- Work instructions:
Make an exact copy of all the entries, but do not reproduce the pictures.

- Records for this task:
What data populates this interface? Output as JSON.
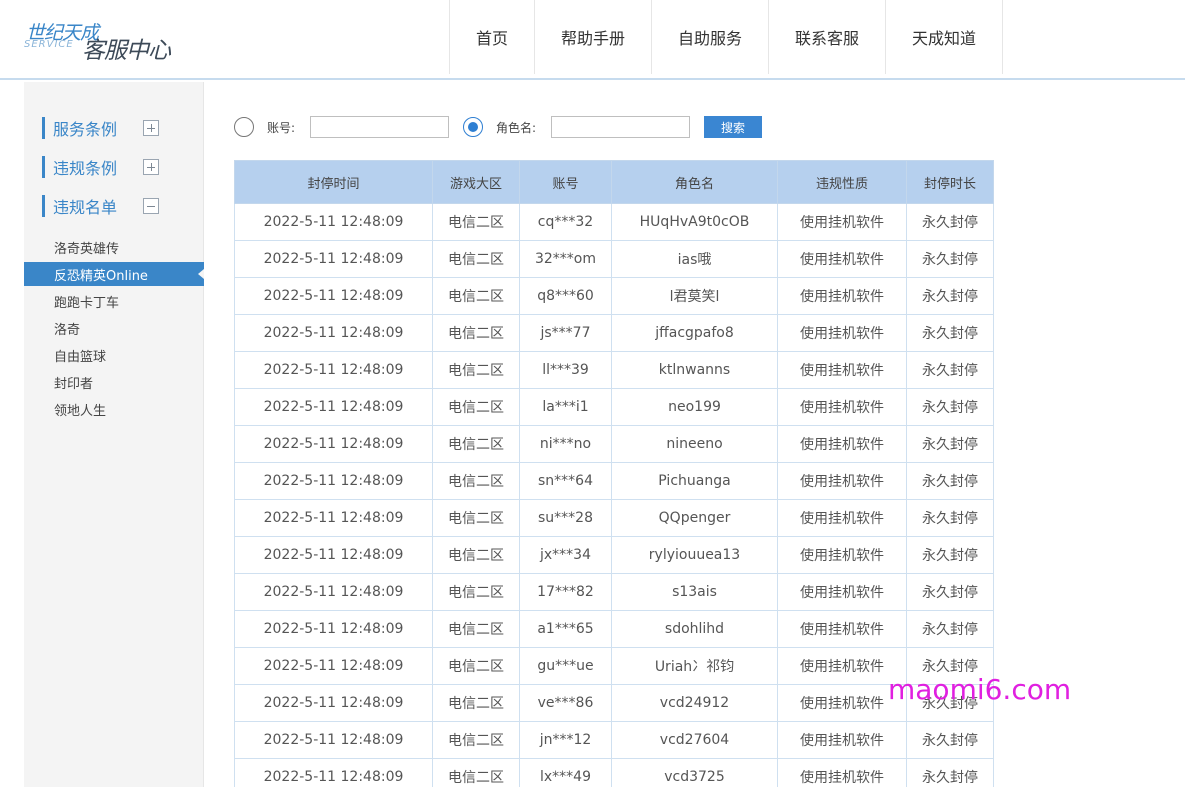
{
  "logo": {
    "line1": "世纪天成",
    "line2": "SERVICE",
    "line3": "客服中心"
  },
  "nav": [
    "首页",
    "帮助手册",
    "自助服务",
    "联系客服",
    "天成知道"
  ],
  "sidebar": {
    "sections": [
      {
        "label": "服务条例",
        "toggle": "plus"
      },
      {
        "label": "违规条例",
        "toggle": "plus"
      },
      {
        "label": "违规名单",
        "toggle": "minus"
      }
    ],
    "games": [
      "洛奇英雄传",
      "反恐精英Online",
      "跑跑卡丁车",
      "洛奇",
      "自由篮球",
      "封印者",
      "领地人生"
    ],
    "active_game": "反恐精英Online"
  },
  "search": {
    "account_label": "账号:",
    "role_label": "角色名:",
    "selected": "role",
    "account_value": "",
    "role_value": "",
    "button_label": "搜索"
  },
  "table": {
    "headers": [
      "封停时间",
      "游戏大区",
      "账号",
      "角色名",
      "违规性质",
      "封停时长"
    ],
    "rows": [
      [
        "2022-5-11 12:48:09",
        "电信二区",
        "cq***32",
        "HUqHvA9t0cOB",
        "使用挂机软件",
        "永久封停"
      ],
      [
        "2022-5-11 12:48:09",
        "电信二区",
        "32***om",
        "ias哦",
        "使用挂机软件",
        "永久封停"
      ],
      [
        "2022-5-11 12:48:09",
        "电信二区",
        "q8***60",
        "l君莫笑l",
        "使用挂机软件",
        "永久封停"
      ],
      [
        "2022-5-11 12:48:09",
        "电信二区",
        "js***77",
        "jffacgpafo8",
        "使用挂机软件",
        "永久封停"
      ],
      [
        "2022-5-11 12:48:09",
        "电信二区",
        "ll***39",
        "ktlnwanns",
        "使用挂机软件",
        "永久封停"
      ],
      [
        "2022-5-11 12:48:09",
        "电信二区",
        "la***i1",
        "neo199",
        "使用挂机软件",
        "永久封停"
      ],
      [
        "2022-5-11 12:48:09",
        "电信二区",
        "ni***no",
        "nineeno",
        "使用挂机软件",
        "永久封停"
      ],
      [
        "2022-5-11 12:48:09",
        "电信二区",
        "sn***64",
        "Pichuanga",
        "使用挂机软件",
        "永久封停"
      ],
      [
        "2022-5-11 12:48:09",
        "电信二区",
        "su***28",
        "QQpenger",
        "使用挂机软件",
        "永久封停"
      ],
      [
        "2022-5-11 12:48:09",
        "电信二区",
        "jx***34",
        "rylyiouuea13",
        "使用挂机软件",
        "永久封停"
      ],
      [
        "2022-5-11 12:48:09",
        "电信二区",
        "17***82",
        "s13ais",
        "使用挂机软件",
        "永久封停"
      ],
      [
        "2022-5-11 12:48:09",
        "电信二区",
        "a1***65",
        "sdohlihd",
        "使用挂机软件",
        "永久封停"
      ],
      [
        "2022-5-11 12:48:09",
        "电信二区",
        "gu***ue",
        "Uriah冫祁钧",
        "使用挂机软件",
        "永久封停"
      ],
      [
        "2022-5-11 12:48:09",
        "电信二区",
        "ve***86",
        "vcd24912",
        "使用挂机软件",
        "永久封停"
      ],
      [
        "2022-5-11 12:48:09",
        "电信二区",
        "jn***12",
        "vcd27604",
        "使用挂机软件",
        "永久封停"
      ],
      [
        "2022-5-11 12:48:09",
        "电信二区",
        "lx***49",
        "vcd3725",
        "使用挂机软件",
        "永久封停"
      ]
    ]
  },
  "watermark": "maomi6.com",
  "colors": {
    "accent": "#3a86c8",
    "table_header": "#b6d0ee",
    "watermark": "#e020e0"
  }
}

- Answer:
What data populates this interface? Output as JSON.
{
  "logo": {
    "line1": "世纪天成",
    "line2": "SERVICE",
    "line3": "客服中心"
  },
  "nav": [
    "首页",
    "帮助手册",
    "自助服务",
    "联系客服",
    "天成知道"
  ],
  "sidebar": {
    "sections": [
      {
        "label": "服务条例",
        "toggle": "plus"
      },
      {
        "label": "违规条例",
        "toggle": "plus"
      },
      {
        "label": "违规名单",
        "toggle": "minus"
      }
    ],
    "games": [
      "洛奇英雄传",
      "反恐精英Online",
      "跑跑卡丁车",
      "洛奇",
      "自由篮球",
      "封印者",
      "领地人生"
    ],
    "active_game": "反恐精英Online"
  },
  "search": {
    "account_label": "账号:",
    "role_label": "角色名:",
    "selected": "role",
    "account_value": "",
    "role_value": "",
    "button_label": "搜索"
  },
  "table": {
    "headers": [
      "封停时间",
      "游戏大区",
      "账号",
      "角色名",
      "违规性质",
      "封停时长"
    ],
    "rows": [
      [
        "2022-5-11 12:48:09",
        "电信二区",
        "cq***32",
        "HUqHvA9t0cOB",
        "使用挂机软件",
        "永久封停"
      ],
      [
        "2022-5-11 12:48:09",
        "电信二区",
        "32***om",
        "ias哦",
        "使用挂机软件",
        "永久封停"
      ],
      [
        "2022-5-11 12:48:09",
        "电信二区",
        "q8***60",
        "l君莫笑l",
        "使用挂机软件",
        "永久封停"
      ],
      [
        "2022-5-11 12:48:09",
        "电信二区",
        "js***77",
        "jffacgpafo8",
        "使用挂机软件",
        "永久封停"
      ],
      [
        "2022-5-11 12:48:09",
        "电信二区",
        "ll***39",
        "ktlnwanns",
        "使用挂机软件",
        "永久封停"
      ],
      [
        "2022-5-11 12:48:09",
        "电信二区",
        "la***i1",
        "neo199",
        "使用挂机软件",
        "永久封停"
      ],
      [
        "2022-5-11 12:48:09",
        "电信二区",
        "ni***no",
        "nineeno",
        "使用挂机软件",
        "永久封停"
      ],
      [
        "2022-5-11 12:48:09",
        "电信二区",
        "sn***64",
        "Pichuanga",
        "使用挂机软件",
        "永久封停"
      ],
      [
        "2022-5-11 12:48:09",
        "电信二区",
        "su***28",
        "QQpenger",
        "使用挂机软件",
        "永久封停"
      ],
      [
        "2022-5-11 12:48:09",
        "电信二区",
        "jx***34",
        "rylyiouuea13",
        "使用挂机软件",
        "永久封停"
      ],
      [
        "2022-5-11 12:48:09",
        "电信二区",
        "17***82",
        "s13ais",
        "使用挂机软件",
        "永久封停"
      ],
      [
        "2022-5-11 12:48:09",
        "电信二区",
        "a1***65",
        "sdohlihd",
        "使用挂机软件",
        "永久封停"
      ],
      [
        "2022-5-11 12:48:09",
        "电信二区",
        "gu***ue",
        "Uriah冫祁钧",
        "使用挂机软件",
        "永久封停"
      ],
      [
        "2022-5-11 12:48:09",
        "电信二区",
        "ve***86",
        "vcd24912",
        "使用挂机软件",
        "永久封停"
      ],
      [
        "2022-5-11 12:48:09",
        "电信二区",
        "jn***12",
        "vcd27604",
        "使用挂机软件",
        "永久封停"
      ],
      [
        "2022-5-11 12:48:09",
        "电信二区",
        "lx***49",
        "vcd3725",
        "使用挂机软件",
        "永久封停"
      ]
    ]
  },
  "watermark": "maomi6.com",
  "colors": {
    "accent": "#3a86c8",
    "table_header": "#b6d0ee",
    "watermark": "#e020e0"
  }
}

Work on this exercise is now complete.